WRITTEN PROBLEM:
Copy down every line where the string "Login" shows up.
** START OF THE INPUT **
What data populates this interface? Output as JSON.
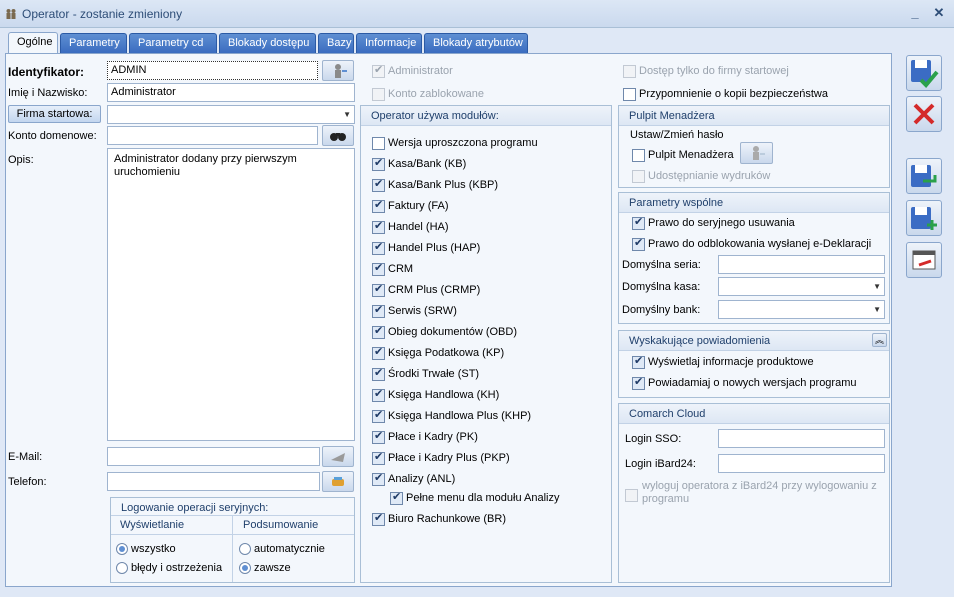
{
  "window": {
    "title": "Operator - zostanie zmieniony",
    "min": "_",
    "close": "✕"
  },
  "tabs": [
    {
      "label": "Ogólne"
    },
    {
      "label": "Parametry"
    },
    {
      "label": "Parametry cd"
    },
    {
      "label": "Blokady dostępu"
    },
    {
      "label": "Bazy"
    },
    {
      "label": "Informacje"
    },
    {
      "label": "Blokady atrybutów"
    }
  ],
  "left": {
    "identyfikator_label": "Identyfikator:",
    "identyfikator_value": "ADMIN",
    "imie_label": "Imię i Nazwisko:",
    "imie_value": "Administrator",
    "firma_label": "Firma startowa:",
    "firma_value": "",
    "konto_label": "Konto domenowe:",
    "konto_value": "",
    "opis_label": "Opis:",
    "opis_value": "Administrator dodany przy pierwszym uruchomieniu",
    "email_label": "E-Mail:",
    "email_value": "",
    "telefon_label": "Telefon:",
    "telefon_value": ""
  },
  "logowanie": {
    "title": "Logowanie operacji seryjnych:",
    "col1": "Wyświetlanie",
    "col2": "Podsumowanie",
    "opt_wszystko": "wszystko",
    "opt_bledy": "błędy i ostrzeżenia",
    "opt_auto": "automatycznie",
    "opt_zawsze": "zawsze"
  },
  "top_checks": {
    "administrator": "Administrator",
    "konto_zablokowane": "Konto zablokowane",
    "dostep": "Dostęp tylko do firmy startowej",
    "przypomnienie": "Przypomnienie o kopii bezpieczeństwa"
  },
  "modules": {
    "title": "Operator używa modułów:",
    "items": [
      {
        "label": "Wersja uproszczona programu",
        "checked": false
      },
      {
        "label": "Kasa/Bank (KB)",
        "checked": true
      },
      {
        "label": "Kasa/Bank Plus (KBP)",
        "checked": true
      },
      {
        "label": "Faktury (FA)",
        "checked": true
      },
      {
        "label": "Handel (HA)",
        "checked": true
      },
      {
        "label": "Handel Plus (HAP)",
        "checked": true
      },
      {
        "label": "CRM",
        "checked": true
      },
      {
        "label": "CRM Plus (CRMP)",
        "checked": true
      },
      {
        "label": "Serwis (SRW)",
        "checked": true
      },
      {
        "label": "Obieg dokumentów (OBD)",
        "checked": true
      },
      {
        "label": "Księga Podatkowa (KP)",
        "checked": true
      },
      {
        "label": "Środki Trwałe (ST)",
        "checked": true
      },
      {
        "label": "Księga Handlowa (KH)",
        "checked": true
      },
      {
        "label": "Księga Handlowa Plus (KHP)",
        "checked": true
      },
      {
        "label": "Płace i Kadry (PK)",
        "checked": true
      },
      {
        "label": "Płace i Kadry Plus (PKP)",
        "checked": true
      },
      {
        "label": "Analizy (ANL)",
        "checked": true
      }
    ],
    "pelne_menu": "Pełne menu dla modułu Analizy",
    "biuro": "Biuro Rachunkowe (BR)"
  },
  "pulpit": {
    "title": "Pulpit Menadżera",
    "ustaw": "Ustaw/Zmień hasło",
    "pulpit_cb": "Pulpit Menadżera",
    "udostepnianie": "Udostępnianie wydruków"
  },
  "parametry": {
    "title": "Parametry wspólne",
    "prawo1": "Prawo do seryjnego usuwania",
    "prawo2": "Prawo do odblokowania wysłanej e-Deklaracji",
    "seria_label": "Domyślna seria:",
    "kasa_label": "Domyślna kasa:",
    "bank_label": "Domyślny bank:"
  },
  "powiadomienia": {
    "title": "Wyskakujące powiadomienia",
    "opt1": "Wyświetlaj informacje produktowe",
    "opt2": "Powiadamiaj o nowych wersjach programu"
  },
  "cloud": {
    "title": "Comarch Cloud",
    "login_sso": "Login SSO:",
    "login_ibard": "Login iBard24:",
    "wyloguj_1": "wyloguj operatora z iBard24 przy wylogowaniu z",
    "wyloguj_2": "programu"
  }
}
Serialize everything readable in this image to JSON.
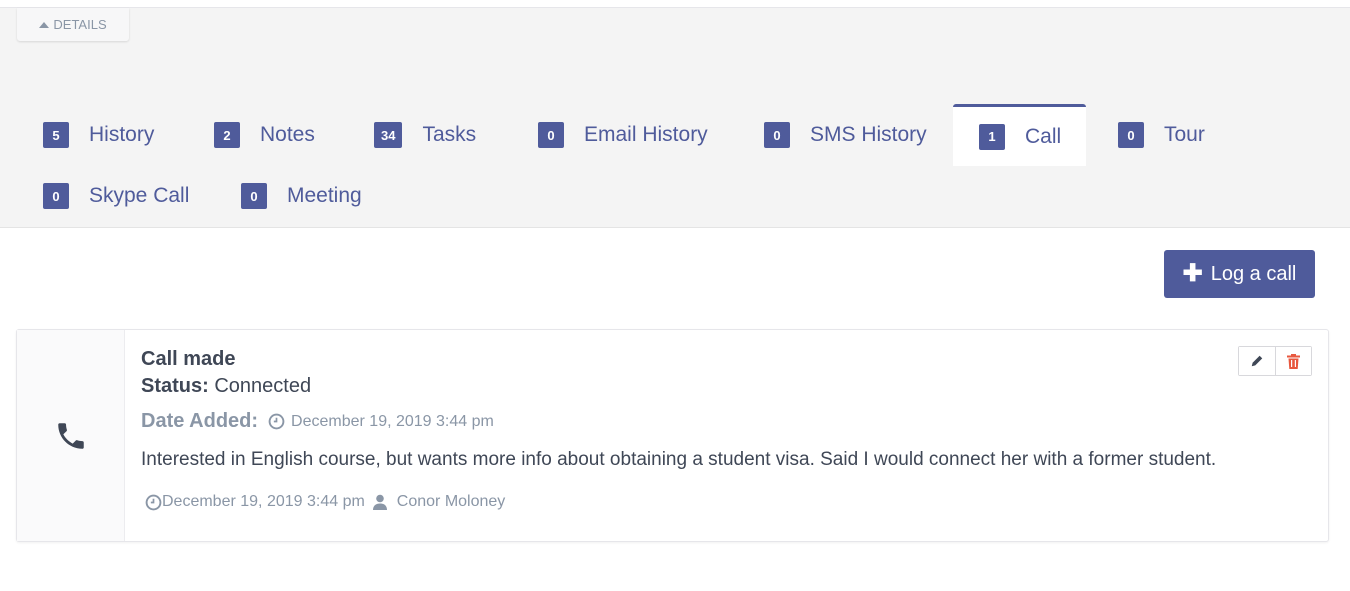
{
  "details_toggle": {
    "label": "DETAILS",
    "icon": "caret-up-icon"
  },
  "tabs": [
    {
      "count": "5",
      "label": "History",
      "active": false
    },
    {
      "count": "2",
      "label": "Notes",
      "active": false
    },
    {
      "count": "34",
      "label": "Tasks",
      "active": false
    },
    {
      "count": "0",
      "label": "Email History",
      "active": false
    },
    {
      "count": "0",
      "label": "SMS History",
      "active": false
    },
    {
      "count": "1",
      "label": "Call",
      "active": true
    },
    {
      "count": "0",
      "label": "Tour",
      "active": false
    },
    {
      "count": "0",
      "label": "Skype Call",
      "active": false
    },
    {
      "count": "0",
      "label": "Meeting",
      "active": false
    }
  ],
  "log_call_button": {
    "label": "Log a call",
    "icon": "plus-icon"
  },
  "call_entry": {
    "icon": "phone-icon",
    "title": "Call made",
    "status_label": "Status:",
    "status_value": "Connected",
    "date_added_label": "Date Added:",
    "date_added_value": "December 19, 2019 3:44 pm",
    "description": "Interested in English course, but wants more info about obtaining a student visa. Said I would connect her with a former student.",
    "meta_date": "December 19, 2019 3:44 pm",
    "meta_user": "Conor Moloney",
    "actions": {
      "edit": "pencil-icon",
      "delete": "trash-icon"
    }
  },
  "colors": {
    "accent": "#4f5b9b",
    "delete": "#e8583f",
    "muted": "#8a96a6"
  }
}
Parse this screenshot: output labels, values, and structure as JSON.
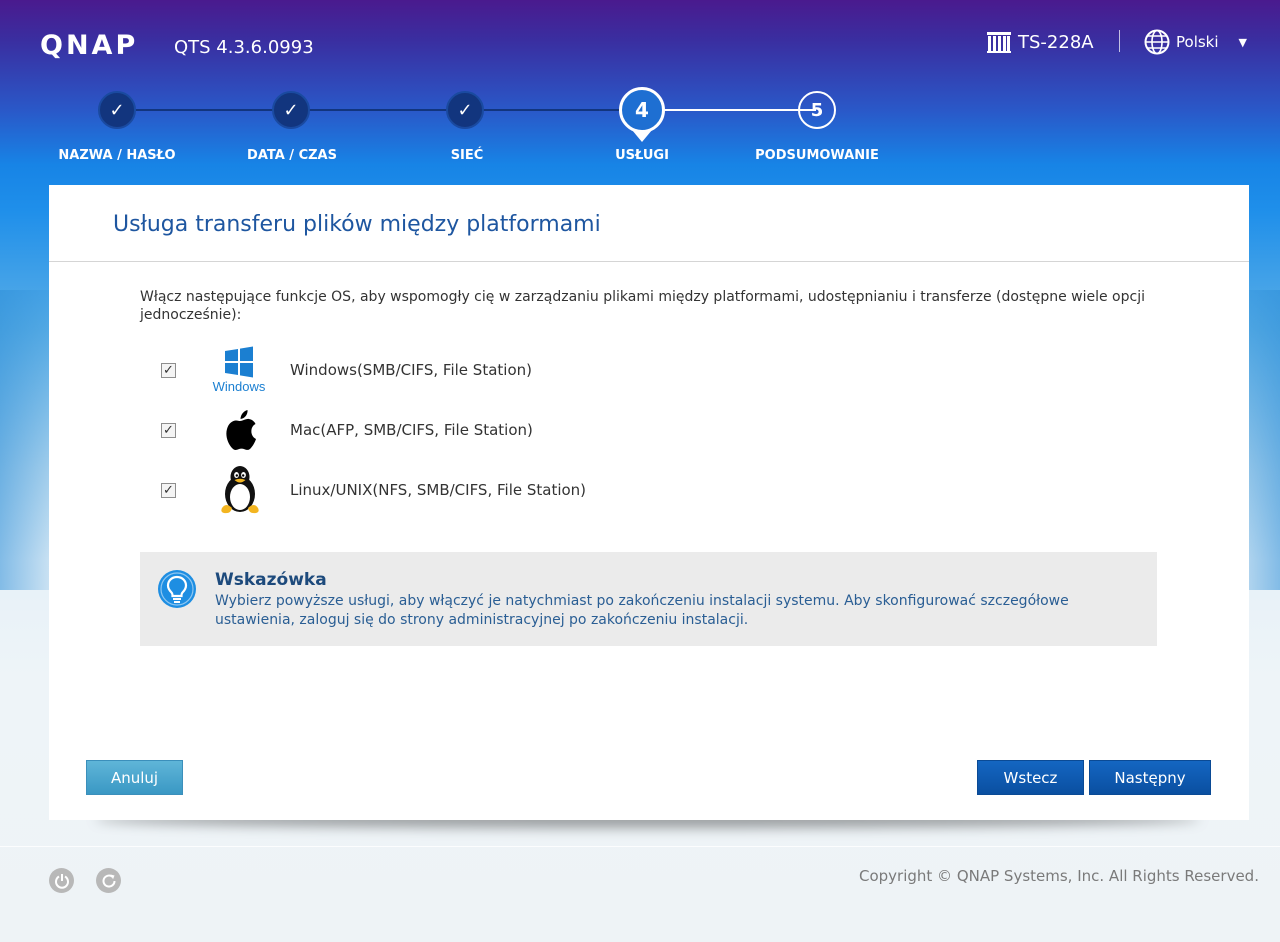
{
  "header": {
    "logo": "QNAP",
    "version": "QTS 4.3.6.0993",
    "model": "TS-228A",
    "language": "Polski"
  },
  "steps": [
    {
      "label": "NAZWA / HASŁO",
      "state": "done",
      "number": "1"
    },
    {
      "label": "DATA / CZAS",
      "state": "done",
      "number": "2"
    },
    {
      "label": "SIEĆ",
      "state": "done",
      "number": "3"
    },
    {
      "label": "USŁUGI",
      "state": "current",
      "number": "4"
    },
    {
      "label": "PODSUMOWANIE",
      "state": "pending",
      "number": "5"
    }
  ],
  "panel": {
    "title": "Usługa transferu plików między platformami",
    "intro": "Włącz następujące funkcje OS, aby wspomogły cię w zarządzaniu plikami między platformami, udostępnianiu i transferze (dostępne wiele opcji jednocześnie):",
    "options": [
      {
        "label": "Windows(SMB/CIFS, File Station)",
        "checked": true,
        "icon": "windows-icon",
        "icon_text": "Windows"
      },
      {
        "label": "Mac(AFP, SMB/CIFS, File Station)",
        "checked": true,
        "icon": "apple-icon"
      },
      {
        "label": "Linux/UNIX(NFS, SMB/CIFS, File Station)",
        "checked": true,
        "icon": "linux-tux-icon"
      }
    ],
    "tip": {
      "title": "Wskazówka",
      "text": "Wybierz powyższe usługi, aby włączyć je natychmiast po zakończeniu instalacji systemu. Aby skonfigurować szczegółowe ustawienia, zaloguj się do strony administracyjnej po zakończeniu instalacji."
    },
    "buttons": {
      "cancel": "Anuluj",
      "back": "Wstecz",
      "next": "Następny"
    }
  },
  "footer": {
    "copyright": "Copyright © QNAP Systems, Inc. All Rights Reserved."
  },
  "colors": {
    "accent": "#1e56a0",
    "button_primary": "#0a4fa0",
    "button_cancel": "#3a98c4"
  }
}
** END OF THE INPUT **
FULL SOLUTION:
    "login_sso": "Login SSO:",
    "login_ibard": "Login iBard24:",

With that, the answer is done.